• Selection:
--------------------

Markov The Elephant

2 minute read

To kick off my blog, here is a fun little math problem that came to me recently.

Last year my kids got an elephant toy which tossed balls in the air while playing incredibly loud music. They LOVE it. Each time it tosses a ball in the air, it has roughly a 50% chance of falling into the elephant’s left ear and being tossed into the air again. Otherwise, it falls into the elephant’s right ear and is deposited at the elephant’s feet (I think the designers played a little fast and loose with elephant physiology).

Elephant Toy

While trying to block out the penetrating music, I started to wonder about the odds of cycling a given number of times. Since the toy comes with 5 balls, how likely is it for it to cycle 20 times?

To answer this, I created an R script that takes a given number of starting balls, a success probability, and a number of trials (a trial being a full cycle of all remaining balls). It then generates a transition matrix to all possible states (numbers of remaining balls) and applies the matrix to the starting state for each trial. I output the results as a heat map of probabilities of remaining balls per trial. For example, for 5 balls, looks like this: Elephant State Probabilities
There is a greater than 99.9% probability that it will not go to 20 cycles. Whew!

--------------------

• Records shown:
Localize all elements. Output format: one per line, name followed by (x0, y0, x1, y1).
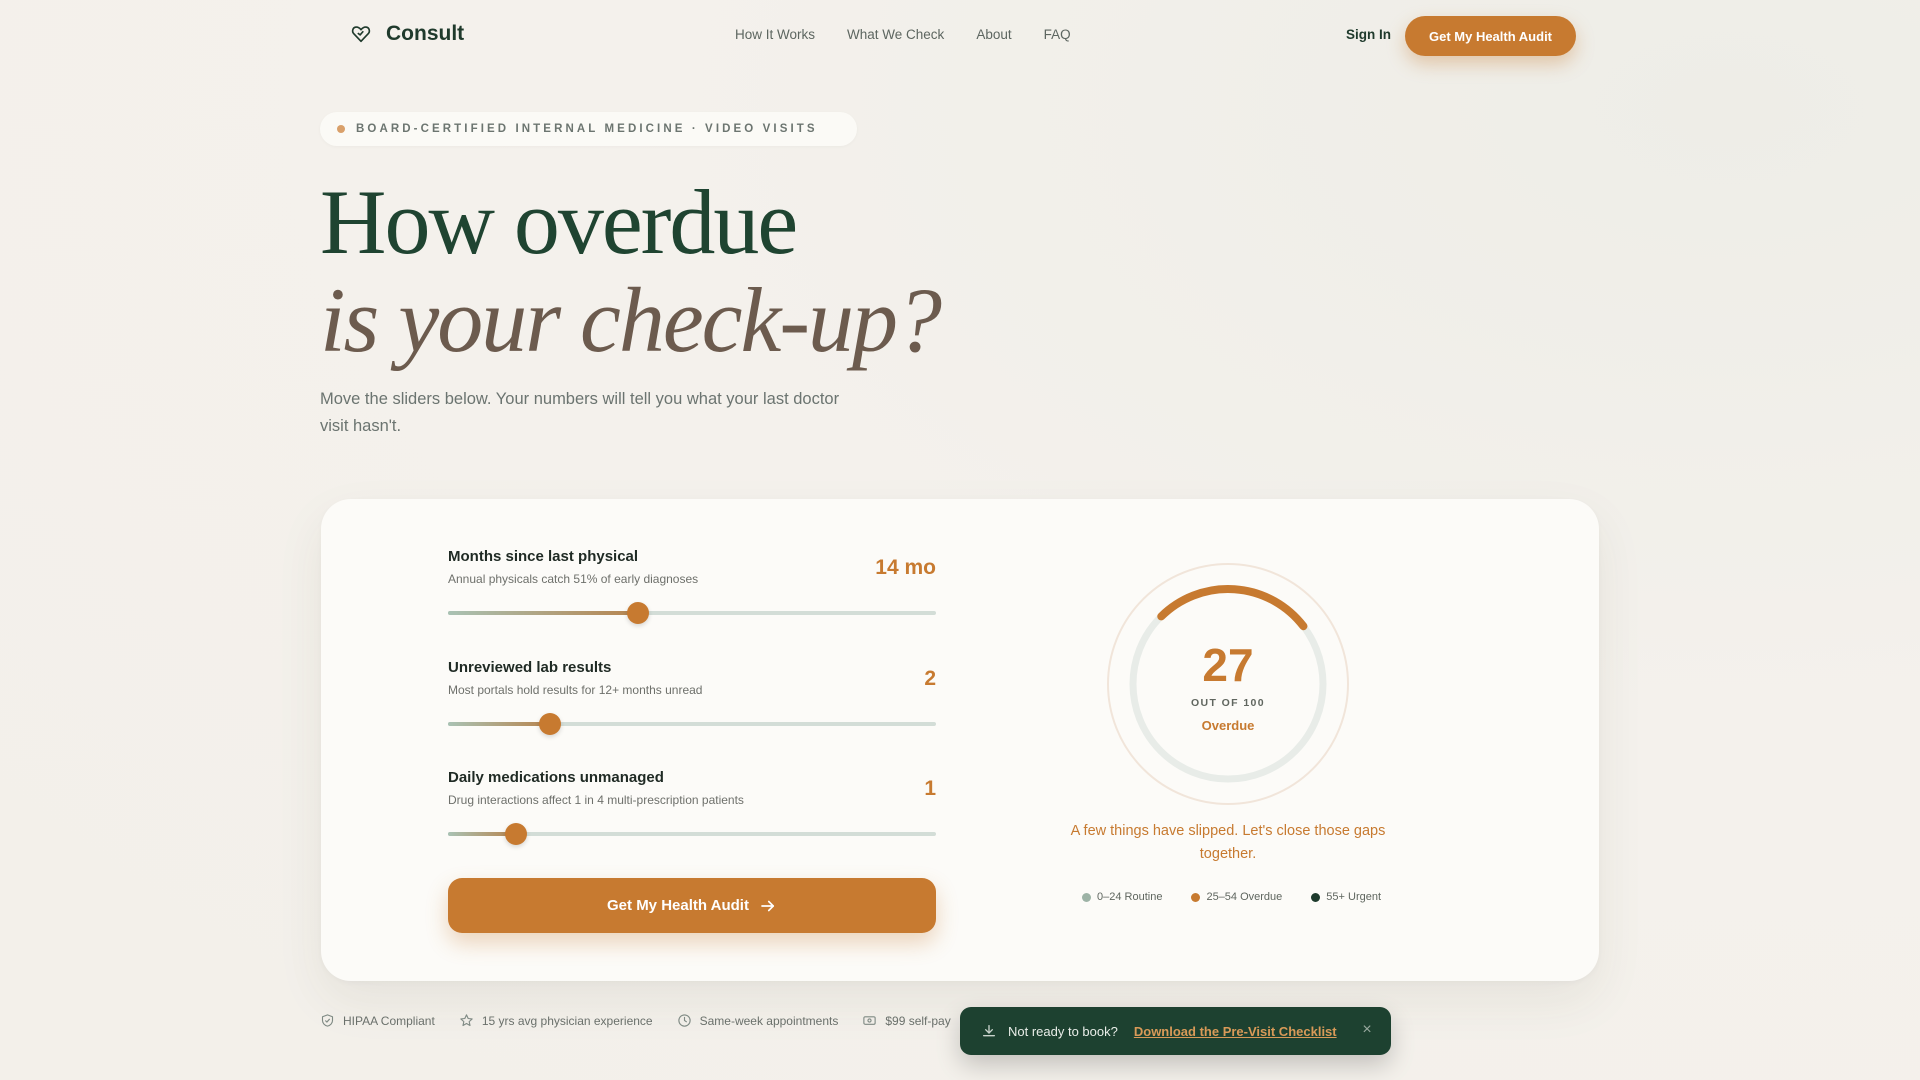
slider-unreviewed-labs: Unreviewed lab results Most portals hold… (448, 659, 936, 735)
checklist-toast: Not ready to book? Download the Pre-Visi… (960, 1007, 1391, 1055)
trust-item-appointments: Same-week appointments (677, 1013, 839, 1028)
shield-check-icon (321, 1014, 334, 1027)
nav-links: How It Works What We Check About FAQ (735, 27, 1071, 42)
legend-label: 55+ Urgent (1326, 891, 1382, 903)
toast-text: Not ready to book? (1008, 1023, 1118, 1039)
headline-line-1: How overdue (320, 171, 798, 273)
score-gauge: 27 OUT OF 100 Overdue (1106, 562, 1350, 806)
legend-dot (1082, 892, 1091, 902)
arrow-right-icon (761, 900, 775, 911)
slider-track[interactable] (448, 823, 936, 845)
slider-title: Daily medications unmanaged (448, 769, 664, 786)
slider-description: Drug interactions affect 1 in 4 multi-pr… (448, 793, 744, 807)
slider-thumb[interactable] (505, 823, 528, 845)
slider-description: Annual physicals catch 51% of early diag… (448, 572, 699, 586)
badge-dot (337, 125, 345, 133)
legend-label: 0–24 Routine (1097, 891, 1163, 903)
trust-row: HIPAA Compliant 15 yrs avg physician exp… (320, 1013, 951, 1028)
legend-item-urgent: 55+ Urgent (1311, 891, 1381, 903)
slider-title: Months since last physical (448, 548, 639, 565)
score-value: 27 (1202, 639, 1254, 691)
headline-line-2: is your check-up? (320, 269, 942, 371)
slider-months-since-physical: Months since last physical Annual physic… (448, 548, 936, 624)
score-out-of: OUT OF 100 (1190, 697, 1266, 709)
legend-dot (1311, 892, 1321, 902)
slider-track[interactable] (448, 602, 936, 624)
slider-fill (448, 722, 551, 726)
get-health-audit-button[interactable]: Get My Health Audit (448, 878, 936, 933)
slider-track[interactable] (448, 713, 936, 735)
slider-description: Most portals hold results for 12+ months… (448, 683, 703, 697)
cash-icon (863, 1016, 877, 1025)
calculator-card: Months since last physical Annual physic… (321, 499, 1599, 981)
nav-link-about[interactable]: About (976, 27, 1011, 42)
legend-dot (1191, 892, 1201, 902)
slider-value: 1 (924, 777, 936, 800)
slider-fill (448, 611, 639, 615)
nav-link-faq[interactable]: FAQ (1044, 27, 1071, 42)
slider-value: 2 (924, 667, 936, 690)
slider-unmanaged-medications: Daily medications unmanaged Drug interac… (448, 769, 936, 845)
download-icon (983, 1025, 995, 1037)
heart-logo-icon (351, 26, 371, 43)
slider-thumb[interactable] (627, 602, 650, 624)
score-legend: 0–24 Routine 25–54 Overdue 55+ Urgent (1082, 891, 1381, 903)
trust-label: $99 self-pay (885, 1013, 951, 1028)
trust-item-experience: 15 yrs avg physician experience (459, 1013, 653, 1028)
close-icon[interactable]: × (1358, 1021, 1376, 1039)
trust-item-pricing: $99 self-pay (862, 1013, 951, 1028)
credential-badge: BOARD-CERTIFIED INTERNAL MEDICINE · VIDE… (320, 112, 857, 146)
brand-name: Consult (386, 22, 465, 45)
slider-title: Unreviewed lab results (448, 659, 612, 676)
legend-item-routine: 0–24 Routine (1082, 891, 1162, 903)
legend-item-overdue: 25–54 Overdue (1191, 891, 1282, 903)
nav-link-what-we-check[interactable]: What We Check (847, 27, 944, 42)
cta-label: Get My Health Audit (607, 897, 749, 914)
slider-value: 14 mo (875, 556, 936, 579)
badge-text: BOARD-CERTIFIED INTERNAL MEDICINE · VIDE… (356, 123, 818, 135)
trust-label: Same-week appointments (699, 1013, 839, 1028)
download-checklist-link[interactable]: Download the Pre-Visit Checklist (1134, 1024, 1337, 1039)
trust-item-hipaa: HIPAA Compliant (320, 1013, 435, 1028)
trust-label: HIPAA Compliant (343, 1013, 435, 1028)
clock-icon (677, 1014, 691, 1027)
gauge-progress-arc (1157, 585, 1308, 631)
star-icon (460, 1014, 473, 1027)
hero-subtitle: Move the sliders below. Your numbers wil… (320, 390, 840, 435)
top-nav: Consult How It Works What We Check About… (0, 0, 1920, 72)
brand[interactable]: Consult (350, 22, 464, 46)
score-message: A few things have slipped. Let's close t… (1070, 823, 1386, 862)
slider-thumb[interactable] (539, 713, 562, 735)
legend-label: 25–54 Overdue (1206, 891, 1283, 903)
nav-link-how-it-works[interactable]: How It Works (735, 27, 815, 42)
trust-label: 15 yrs avg physician experience (481, 1013, 653, 1028)
sign-in-link[interactable]: Sign In (1346, 27, 1391, 42)
nav-audit-button[interactable]: Get My Health Audit (1405, 16, 1576, 56)
score-status: Overdue (1201, 718, 1255, 733)
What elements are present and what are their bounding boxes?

--------------------

• Stated exercise 1:
Answer these questions from the blog post about the elephant toy:
(a) How many balls come with the toy?
(b) In which language did the author write the script for the calculation?
(c) What probability does the post give that the toy will not reach 20 cycles?
• Stated exercise 2:
Continue the blog post about the elephant toy from its final sentence.

• Response 1:
(a) 5 balls.
(b) R.
(c) Greater than 99.9%.

• Response 2:
…but that is assuming there are even odds each time a ball is launched in the air. What if I do something drastic and give the balls only a 10% chance of falling out per cycle? Elephant State Probabilities II
Now there is only a 52% chance of terminating by the 20th cycle. Even the relatively small 10% chance of failure catches up fairly quickly.

…but that’s OK, my daughter is very happy to start it up again!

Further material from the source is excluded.